§ **YOUR INSTRUCTIONS**
Reproduce, word for word, every line starting at the line that contains "Give me a plain-text" and ending with the final line of the entries.

§ **DATA FOR THE TASK**
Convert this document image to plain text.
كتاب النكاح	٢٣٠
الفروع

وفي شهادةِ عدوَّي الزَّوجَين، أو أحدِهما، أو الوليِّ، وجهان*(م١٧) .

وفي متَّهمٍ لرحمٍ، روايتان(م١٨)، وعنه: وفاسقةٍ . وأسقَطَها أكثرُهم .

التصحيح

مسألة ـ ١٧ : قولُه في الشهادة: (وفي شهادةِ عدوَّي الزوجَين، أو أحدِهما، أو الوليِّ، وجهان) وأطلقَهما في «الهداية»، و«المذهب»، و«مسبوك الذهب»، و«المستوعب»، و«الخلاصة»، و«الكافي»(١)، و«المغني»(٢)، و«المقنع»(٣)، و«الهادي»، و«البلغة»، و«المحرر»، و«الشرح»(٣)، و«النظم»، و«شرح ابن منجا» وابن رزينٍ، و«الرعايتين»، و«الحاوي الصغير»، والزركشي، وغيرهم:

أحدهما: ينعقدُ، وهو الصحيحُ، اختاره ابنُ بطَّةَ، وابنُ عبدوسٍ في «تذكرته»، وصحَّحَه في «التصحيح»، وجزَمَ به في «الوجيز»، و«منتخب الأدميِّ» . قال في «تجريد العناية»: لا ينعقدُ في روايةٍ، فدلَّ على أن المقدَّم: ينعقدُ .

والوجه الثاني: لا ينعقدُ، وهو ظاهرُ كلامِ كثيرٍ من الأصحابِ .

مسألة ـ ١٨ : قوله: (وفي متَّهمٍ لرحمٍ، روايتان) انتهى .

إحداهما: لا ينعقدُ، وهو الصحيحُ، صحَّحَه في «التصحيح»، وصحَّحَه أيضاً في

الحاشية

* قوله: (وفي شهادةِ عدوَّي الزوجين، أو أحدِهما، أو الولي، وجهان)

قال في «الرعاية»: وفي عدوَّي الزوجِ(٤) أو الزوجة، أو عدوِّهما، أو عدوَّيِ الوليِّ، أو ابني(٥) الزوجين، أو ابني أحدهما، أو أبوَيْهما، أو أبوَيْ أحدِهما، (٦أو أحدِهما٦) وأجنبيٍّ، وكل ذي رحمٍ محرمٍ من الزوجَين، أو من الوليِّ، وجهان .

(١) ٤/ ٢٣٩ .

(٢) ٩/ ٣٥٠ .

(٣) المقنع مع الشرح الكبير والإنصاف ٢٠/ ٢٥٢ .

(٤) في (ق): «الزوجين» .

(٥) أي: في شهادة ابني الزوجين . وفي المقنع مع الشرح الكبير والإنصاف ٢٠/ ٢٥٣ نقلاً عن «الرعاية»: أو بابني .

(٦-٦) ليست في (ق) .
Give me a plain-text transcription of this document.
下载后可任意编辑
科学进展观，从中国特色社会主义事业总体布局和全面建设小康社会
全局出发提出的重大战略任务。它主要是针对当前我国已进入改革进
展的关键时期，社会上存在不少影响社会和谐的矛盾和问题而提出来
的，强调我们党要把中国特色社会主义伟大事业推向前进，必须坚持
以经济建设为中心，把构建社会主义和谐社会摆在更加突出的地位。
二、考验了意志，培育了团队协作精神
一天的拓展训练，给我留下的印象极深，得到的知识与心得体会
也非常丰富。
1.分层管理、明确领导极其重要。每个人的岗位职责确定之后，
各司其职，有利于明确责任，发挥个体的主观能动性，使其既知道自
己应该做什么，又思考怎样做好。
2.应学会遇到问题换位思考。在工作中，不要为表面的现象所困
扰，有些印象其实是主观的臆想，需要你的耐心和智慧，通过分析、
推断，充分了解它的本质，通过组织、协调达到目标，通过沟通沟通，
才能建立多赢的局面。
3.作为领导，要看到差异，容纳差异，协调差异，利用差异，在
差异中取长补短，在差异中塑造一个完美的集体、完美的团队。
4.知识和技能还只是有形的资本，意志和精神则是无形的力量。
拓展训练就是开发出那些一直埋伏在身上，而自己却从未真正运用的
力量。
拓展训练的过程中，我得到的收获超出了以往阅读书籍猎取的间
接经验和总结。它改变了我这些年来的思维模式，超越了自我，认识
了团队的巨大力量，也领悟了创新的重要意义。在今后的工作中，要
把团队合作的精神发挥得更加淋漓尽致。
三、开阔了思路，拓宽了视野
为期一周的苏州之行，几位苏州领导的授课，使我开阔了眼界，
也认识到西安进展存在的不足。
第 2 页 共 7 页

§ **TASK RESULT**
Give me a plain-text transcription of this document.
下载后可任意编辑
科学进展观，从中国特色社会主义事业总体布局和全面建设小康社会
全局出发提出的重大战略任务。它主要是针对当前我国已进入改革进
展的关键时期，社会上存在不少影响社会和谐的矛盾和问题而提出来
的，强调我们党要把中国特色社会主义伟大事业推向前进，必须坚持
以经济建设为中心，把构建社会主义和谐社会摆在更加突出的地位。
二、考验了意志，培育了团队协作精神
一天的拓展训练，给我留下的印象极深，得到的知识与心得体会
也非常丰富。
1.分层管理、明确领导极其重要。每个人的岗位职责确定之后，
各司其职，有利于明确责任，发挥个体的主观能动性，使其既知道自
己应该做什么，又思考怎样做好。
2.应学会遇到问题换位思考。在工作中，不要为表面的现象所困
扰，有些印象其实是主观的臆想，需要你的耐心和智慧，通过分析、
推断，充分了解它的本质，通过组织、协调达到目标，通过沟通沟通，
才能建立多赢的局面。
3.作为领导，要看到差异，容纳差异，协调差异，利用差异，在
差异中取长补短，在差异中塑造一个完美的集体、完美的团队。
4.知识和技能还只是有形的资本，意志和精神则是无形的力量。
拓展训练就是开发出那些一直埋伏在身上，而自己却从未真正运用的
力量。
拓展训练的过程中，我得到的收获超出了以往阅读书籍猎取的间
接经验和总结。它改变了我这些年来的思维模式，超越了自我，认识
了团队的巨大力量，也领悟了创新的重要意义。在今后的工作中，要
把团队合作的精神发挥得更加淋漓尽致。
三、开阔了思路，拓宽了视野
为期一周的苏州之行，几位苏州领导的授课，使我开阔了眼界，
也认识到西安进展存在的不足。
第 2 页 共 7 页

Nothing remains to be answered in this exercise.